Brief – Retype each entry below, keeping every character the same.

-*-

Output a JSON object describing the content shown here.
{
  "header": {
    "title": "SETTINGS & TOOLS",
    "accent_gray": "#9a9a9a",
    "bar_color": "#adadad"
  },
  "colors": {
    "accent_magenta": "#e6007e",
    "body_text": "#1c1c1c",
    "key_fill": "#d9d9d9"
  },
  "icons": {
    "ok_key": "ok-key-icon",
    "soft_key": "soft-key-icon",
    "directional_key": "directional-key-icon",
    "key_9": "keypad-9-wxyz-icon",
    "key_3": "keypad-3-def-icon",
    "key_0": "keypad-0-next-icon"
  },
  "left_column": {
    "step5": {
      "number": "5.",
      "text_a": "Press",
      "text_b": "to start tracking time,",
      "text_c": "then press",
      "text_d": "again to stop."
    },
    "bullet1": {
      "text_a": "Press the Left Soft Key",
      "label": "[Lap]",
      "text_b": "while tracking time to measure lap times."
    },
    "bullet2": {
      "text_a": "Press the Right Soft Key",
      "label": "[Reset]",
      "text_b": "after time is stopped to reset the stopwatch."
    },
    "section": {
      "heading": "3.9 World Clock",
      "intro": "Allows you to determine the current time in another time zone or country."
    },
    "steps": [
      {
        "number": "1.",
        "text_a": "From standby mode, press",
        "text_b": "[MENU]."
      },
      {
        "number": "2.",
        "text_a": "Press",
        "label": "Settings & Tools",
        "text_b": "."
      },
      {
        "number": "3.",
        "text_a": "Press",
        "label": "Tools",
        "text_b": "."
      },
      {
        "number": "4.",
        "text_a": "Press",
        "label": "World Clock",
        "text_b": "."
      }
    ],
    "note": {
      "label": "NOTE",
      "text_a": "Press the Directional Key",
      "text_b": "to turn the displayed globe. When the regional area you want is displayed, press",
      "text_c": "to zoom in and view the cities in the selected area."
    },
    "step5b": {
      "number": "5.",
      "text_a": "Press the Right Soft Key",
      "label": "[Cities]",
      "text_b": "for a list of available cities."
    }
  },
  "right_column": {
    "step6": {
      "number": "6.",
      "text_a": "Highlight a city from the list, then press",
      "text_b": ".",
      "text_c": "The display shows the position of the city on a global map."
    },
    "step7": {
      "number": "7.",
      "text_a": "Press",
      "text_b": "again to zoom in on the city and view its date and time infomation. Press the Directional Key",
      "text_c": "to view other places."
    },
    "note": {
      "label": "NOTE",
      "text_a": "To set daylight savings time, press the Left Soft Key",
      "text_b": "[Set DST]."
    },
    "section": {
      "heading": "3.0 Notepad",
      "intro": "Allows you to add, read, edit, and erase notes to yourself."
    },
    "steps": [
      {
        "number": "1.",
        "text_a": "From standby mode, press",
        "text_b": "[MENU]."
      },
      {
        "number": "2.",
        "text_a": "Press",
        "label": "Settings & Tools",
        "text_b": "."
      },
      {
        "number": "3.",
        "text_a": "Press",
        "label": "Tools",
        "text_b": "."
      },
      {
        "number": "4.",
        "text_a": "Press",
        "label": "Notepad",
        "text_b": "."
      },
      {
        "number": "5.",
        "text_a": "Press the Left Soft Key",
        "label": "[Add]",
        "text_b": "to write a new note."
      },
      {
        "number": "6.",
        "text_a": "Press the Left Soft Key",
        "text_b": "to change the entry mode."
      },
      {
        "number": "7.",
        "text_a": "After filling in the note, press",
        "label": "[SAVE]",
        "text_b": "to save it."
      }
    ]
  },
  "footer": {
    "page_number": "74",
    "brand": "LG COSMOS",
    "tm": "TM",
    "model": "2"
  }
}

-*-

Reply to the exercise –
Output a JSON object describing the content shown here.
{
  "header": {
    "title": "SETTINGS & TOOLS",
    "accent_gray": "#9a9a9a",
    "bar_color": "#adadad"
  },
  "colors": {
    "accent_magenta": "#e6007e",
    "body_text": "#1c1c1c",
    "key_fill": "#d9d9d9"
  },
  "icons": {
    "ok_key": "ok-key-icon",
    "soft_key": "soft-key-icon",
    "directional_key": "directional-key-icon",
    "key_9": "keypad-9-wxyz-icon",
    "key_3": "keypad-3-def-icon",
    "key_0": "keypad-0-next-icon"
  },
  "left_column": {
    "step5": {
      "number": "5.",
      "text_a": "Press",
      "text_b": "to start tracking time,",
      "text_c": "then press",
      "text_d": "again to stop."
    },
    "bullet1": {
      "text_a": "Press the Left Soft Key",
      "label": "[Lap]",
      "text_b": "while tracking time to measure lap times."
    },
    "bullet2": {
      "text_a": "Press the Right Soft Key",
      "label": "[Reset]",
      "text_b": "after time is stopped to reset the stopwatch."
    },
    "section": {
      "heading": "3.9 World Clock",
      "intro": "Allows you to determine the current time in another time zone or country."
    },
    "steps": [
      {
        "number": "1.",
        "text_a": "From standby mode, press",
        "text_b": "[MENU]."
      },
      {
        "number": "2.",
        "text_a": "Press",
        "label": "Settings & Tools",
        "text_b": "."
      },
      {
        "number": "3.",
        "text_a": "Press",
        "label": "Tools",
        "text_b": "."
      },
      {
        "number": "4.",
        "text_a": "Press",
        "label": "World Clock",
        "text_b": "."
      }
    ],
    "note": {
      "label": "NOTE",
      "text_a": "Press the Directional Key",
      "text_b": "to turn the displayed globe. When the regional area you want is displayed, press",
      "text_c": "to zoom in and view the cities in the selected area."
    },
    "step5b": {
      "number": "5.",
      "text_a": "Press the Right Soft Key",
      "label": "[Cities]",
      "text_b": "for a list of available cities."
    }
  },
  "right_column": {
    "step6": {
      "number": "6.",
      "text_a": "Highlight a city from the list, then press",
      "text_b": ".",
      "text_c": "The display shows the position of the city on a global map."
    },
    "step7": {
      "number": "7.",
      "text_a": "Press",
      "text_b": "again to zoom in on the city and view its date and time infomation. Press the Directional Key",
      "text_c": "to view other places."
    },
    "note": {
      "label": "NOTE",
      "text_a": "To set daylight savings time, press the Left Soft Key",
      "text_b": "[Set DST]."
    },
    "section": {
      "heading": "3.0 Notepad",
      "intro": "Allows you to add, read, edit, and erase notes to yourself."
    },
    "steps": [
      {
        "number": "1.",
        "text_a": "From standby mode, press",
        "text_b": "[MENU]."
      },
      {
        "number": "2.",
        "text_a": "Press",
        "label": "Settings & Tools",
        "text_b": "."
      },
      {
        "number": "3.",
        "text_a": "Press",
        "label": "Tools",
        "text_b": "."
      },
      {
        "number": "4.",
        "text_a": "Press",
        "label": "Notepad",
        "text_b": "."
      },
      {
        "number": "5.",
        "text_a": "Press the Left Soft Key",
        "label": "[Add]",
        "text_b": "to write a new note."
      },
      {
        "number": "6.",
        "text_a": "Press the Left Soft Key",
        "text_b": "to change the entry mode."
      },
      {
        "number": "7.",
        "text_a": "After filling in the note, press",
        "label": "[SAVE]",
        "text_b": "to save it."
      }
    ]
  },
  "footer": {
    "page_number": "74",
    "brand": "LG COSMOS",
    "tm": "TM",
    "model": "2"
  }
}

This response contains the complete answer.